#### Directions for this task
Copy out each line in the material below that has the word "pontefice".

------ Input

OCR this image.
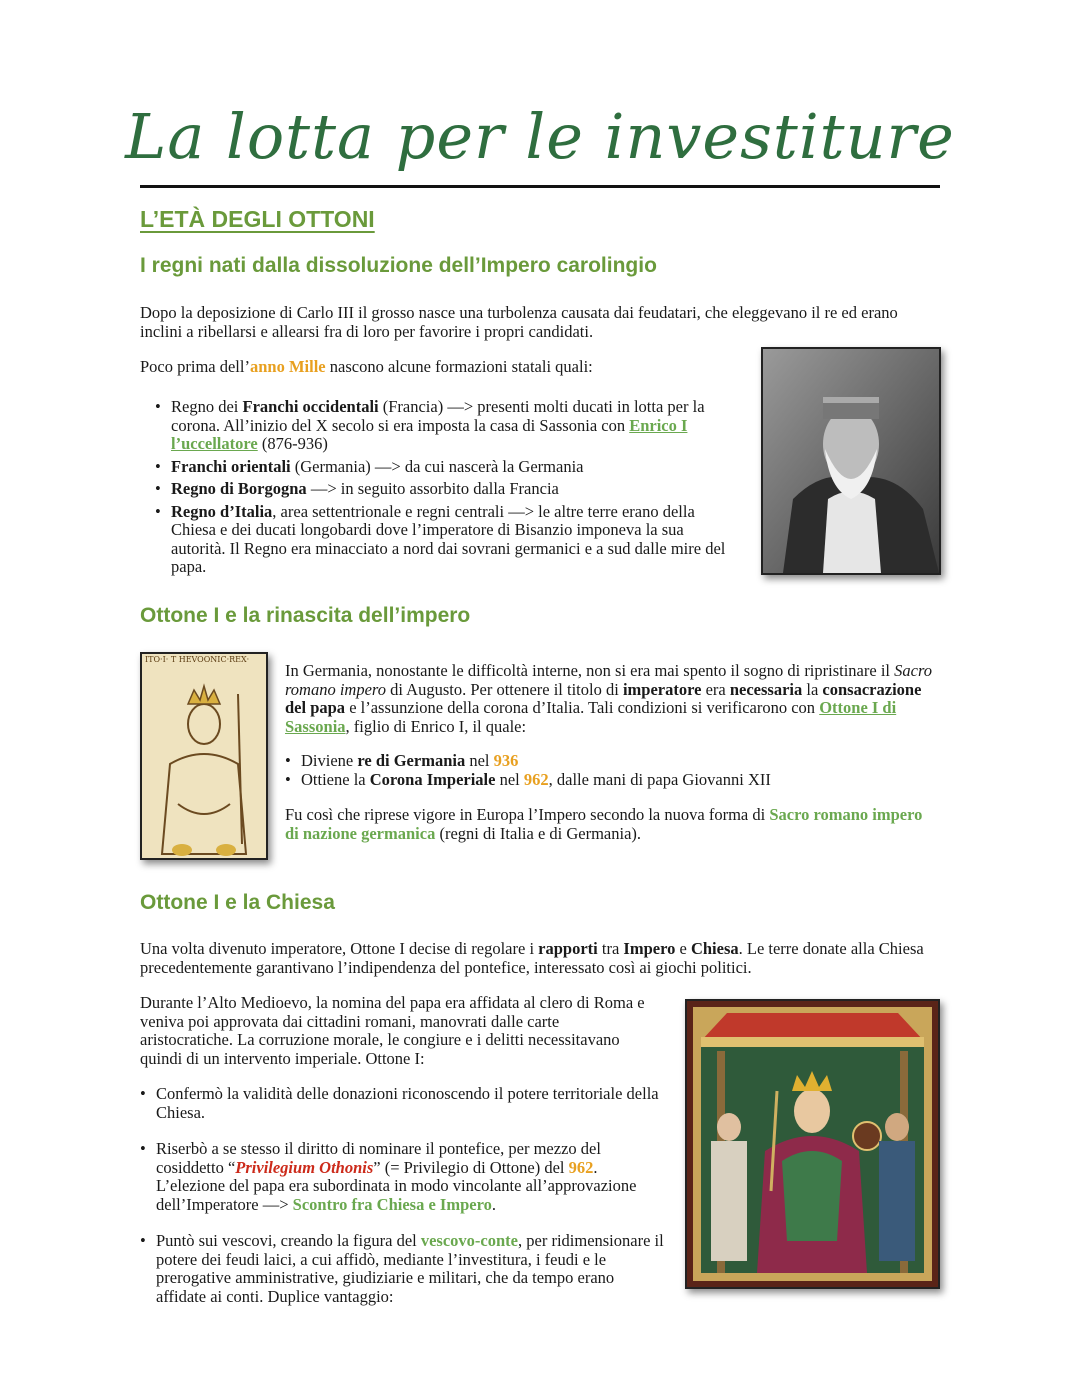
La lotta per le investiture
L’ETÀ DEGLI OTTONI
I regni nati dalla dissoluzione dell’Impero carolingio
Dopo la deposizione di Carlo III il grosso nasce una turbolenza causata dai feudatari, che eleggevano il re ed erano inclini a ribellarsi e allearsi fra di loro per favorire i propri candidati.
Poco prima dell’anno Mille nascono alcune formazioni statali quali:
• Regno dei Franchi occidentali (Francia) —> presenti molti ducati in lotta per la corona. All’inizio del X secolo si era imposta la casa di Sassonia con Enrico I l’uccellatore (876-936)
• Franchi orientali (Germania) —> da cui nascerà la Germania
• Regno di Borgogna —> in seguito assorbito dalla Francia
• Regno d’Italia, area settentrionale e regni centrali —> le altre terre erano della Chiesa e dei ducati longobardi dove l’imperatore di Bisanzio imponeva la sua autorità. Il Regno era minacciato a nord dai sovrani germanici e a sud dalle mire del papa.
Ottone I e la rinascita dell’impero
ITO·I· T HEVOONIC·REX·
In Germania, nonostante le difficoltà interne, non si era mai spento il sogno di ripristinare il Sacro romano impero di Augusto. Per ottenere il titolo di imperatore era necessaria la consacrazione del papa e l’assunzione della corona d’Italia. Tali condizioni si verificarono con Ottone I di Sassonia, figlio di Enrico I, il quale:
• Diviene re di Germania nel 936
• Ottiene la Corona Imperiale nel 962, dalle mani di papa Giovanni XII
Fu così che riprese vigore in Europa l’Impero secondo la nuova forma di Sacro romano impero di nazione germanica (regni di Italia e di Germania).
Ottone I e la Chiesa
Una volta divenuto imperatore, Ottone I decise di regolare i rapporti tra Impero e Chiesa. Le terre donate alla Chiesa precedentemente garantivano l’indipendenza del pontefice, interessato così ai giochi politici.
Durante l’Alto Medioevo, la nomina del papa era affidata al clero di Roma e veniva poi approvata dai cittadini romani, manovrati dalle carte aristocratiche. La corruzione morale, le congiure e i delitti necessitavano quindi di un intervento imperiale. Ottone I:
• Confermò la validità delle donazioni riconoscendo il potere territoriale della Chiesa.
• Riserbò a se stesso il diritto di nominare il pontefice, per mezzo del cosiddetto “Privilegium Othonis” (= Privilegio di Ottone) del 962. L’elezione del papa era subordinata in modo vincolante all’approvazione dell’Imperatore —> Scontro fra Chiesa e Impero.
• Puntò sui vescovi, creando la figura del vescovo-conte, per ridimensionare il potere dei feudi laici, a cui affidò, mediante l’investitura, i feudi e le prerogative amministrative, giudiziarie e militari, che da tempo erano affidate ai conti. Duplice vantaggio:
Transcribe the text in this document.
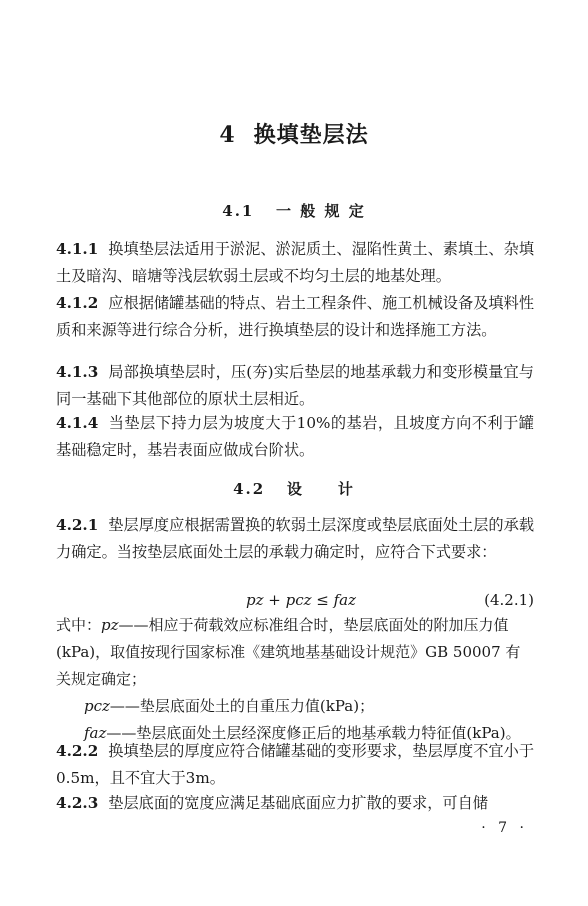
4 换填垫层法
4.1 一 般 规 定
4.1.1 换填垫层法适用于淤泥、淤泥质土、湿陷性黄土、素填土、杂填土及暗沟、暗塘等浅层软弱土层或不均匀土层的地基处理。
4.1.2 应根据储罐基础的特点、岩土工程条件、施工机械设备及填料性质和来源等进行综合分析，进行换填垫层的设计和选择施工方法。
4.1.3 局部换填垫层时，压(夯)实后垫层的地基承载力和变形模量宜与同一基础下其他部位的原状土层相近。
4.1.4 当垫层下持力层为坡度大于10%的基岩，且坡度方向不利于罐基础稳定时，基岩表面应做成台阶状。
4.2 设　　计
4.2.1 垫层厚度应根据需置换的软弱土层深度或垫层底面处土层的承载力确定。当按垫层底面处土层的承载力确定时，应符合下式要求：
pz + pcz ≤ faz	(4.2.1)
式中：pz——相应于荷载效应标准组合时，垫层底面处的附加压力值(kPa)，取值按现行国家标准《建筑地基基础设计规范》GB 50007 有关规定确定；
pcz——垫层底面处土的自重压力值(kPa)；
faz——垫层底面处土层经深度修正后的地基承载力特征值(kPa)。
4.2.2 换填垫层的厚度应符合储罐基础的变形要求，垫层厚度不宜小于0.5m，且不宜大于3m。
4.2.3 垫层底面的宽度应满足基础底面应力扩散的要求，可自储
· 7 ·
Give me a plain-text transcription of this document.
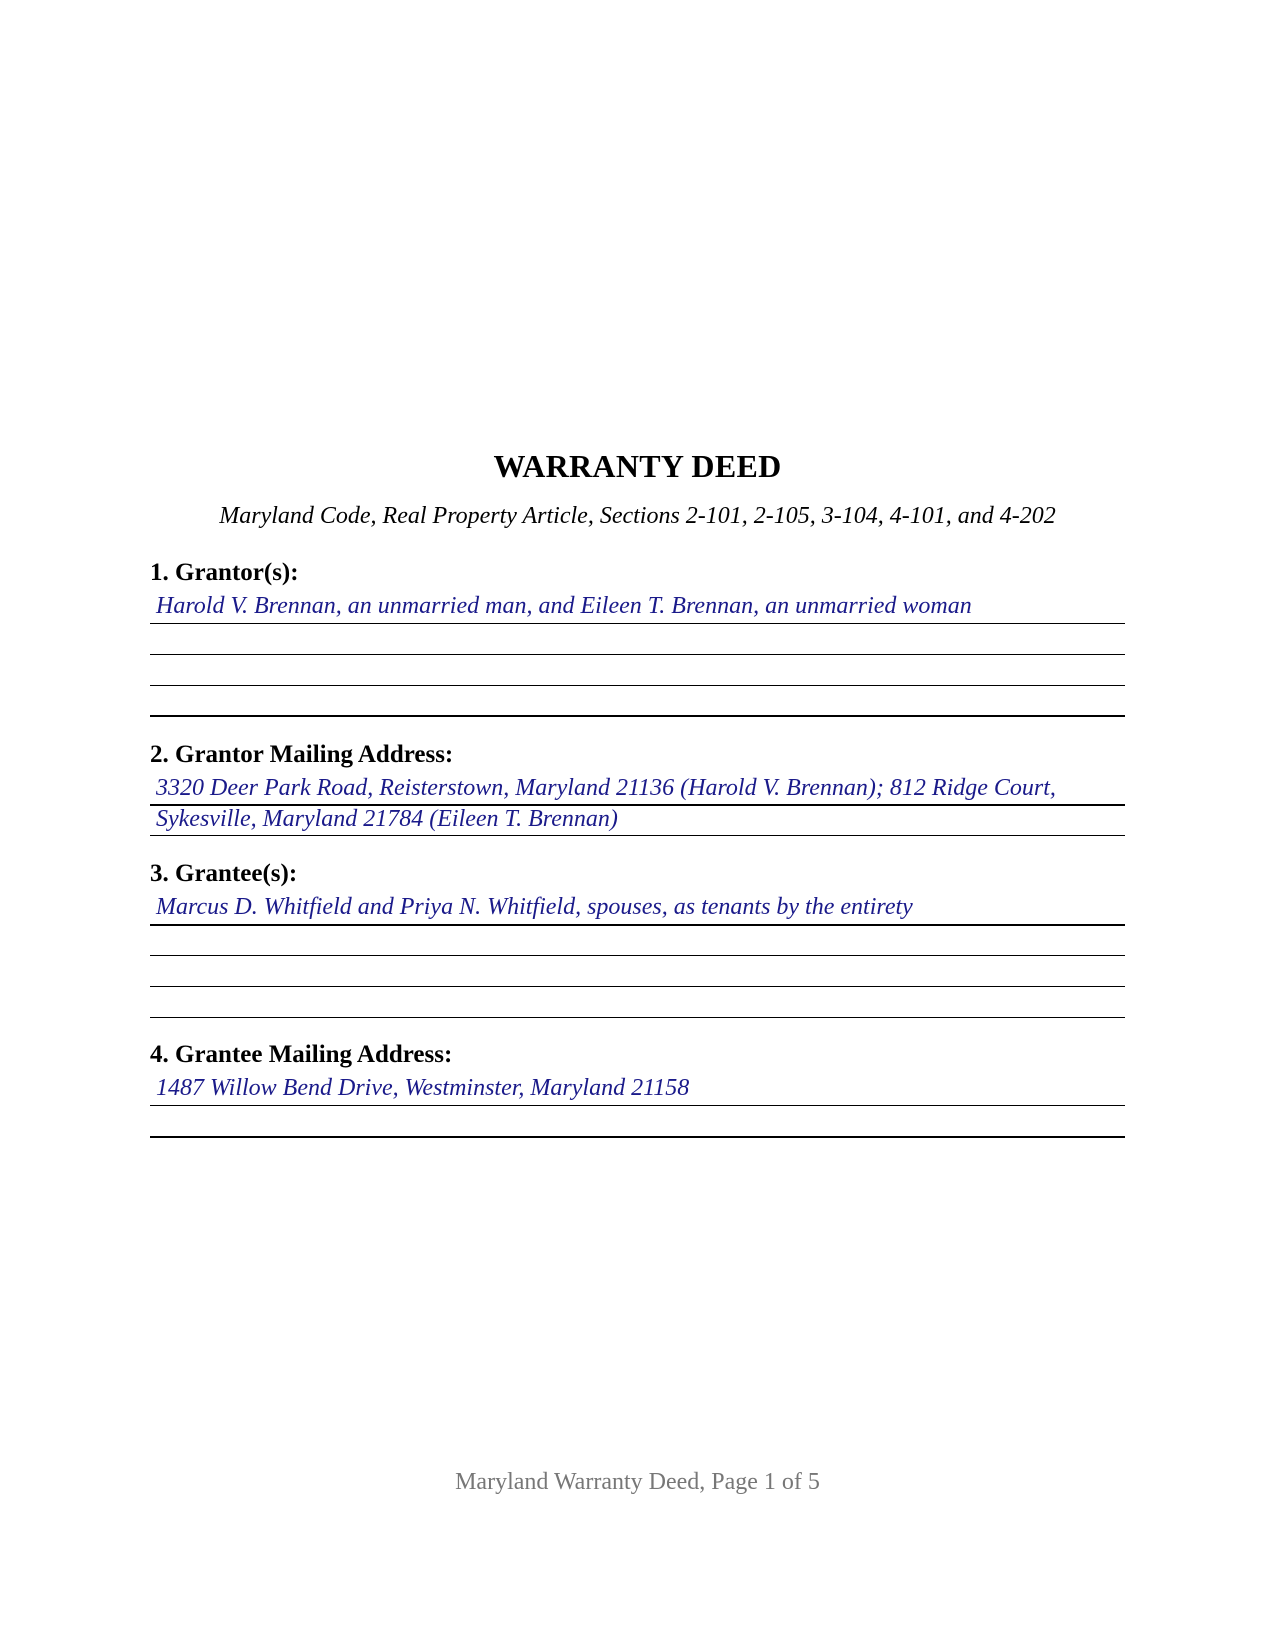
WARRANTY DEED
Maryland Code, Real Property Article, Sections 2-101, 2-105, 3-104, 4-101, and 4-202
1. Grantor(s):
Harold V. Brennan, an unmarried man, and Eileen T. Brennan, an unmarried woman
2. Grantor Mailing Address:
3320 Deer Park Road, Reisterstown, Maryland 21136 (Harold V. Brennan); 812 Ridge Court,
Sykesville, Maryland 21784 (Eileen T. Brennan)
3. Grantee(s):
Marcus D. Whitfield and Priya N. Whitfield, spouses, as tenants by the entirety
4. Grantee Mailing Address:
1487 Willow Bend Drive, Westminster, Maryland 21158
Maryland Warranty Deed, Page 1 of 5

------------

#### Answer to this task
Una volta divenuto imperatore, Ottone I decise di regolare i rapporti tra Impero e Chiesa. Le terre donate alla Chiesa precedentemente garantivano l’indipendenza del pontefice, interessato così ai giochi politici.
• Riserbò a se stesso il diritto di nominare il pontefice, per mezzo del cosiddetto “Privilegium Othonis” (= Privilegio di Ottone) del 962. L’elezione del papa era subordinata in modo vincolante all’approvazione dell’Imperatore —> Scontro fra Chiesa e Impero.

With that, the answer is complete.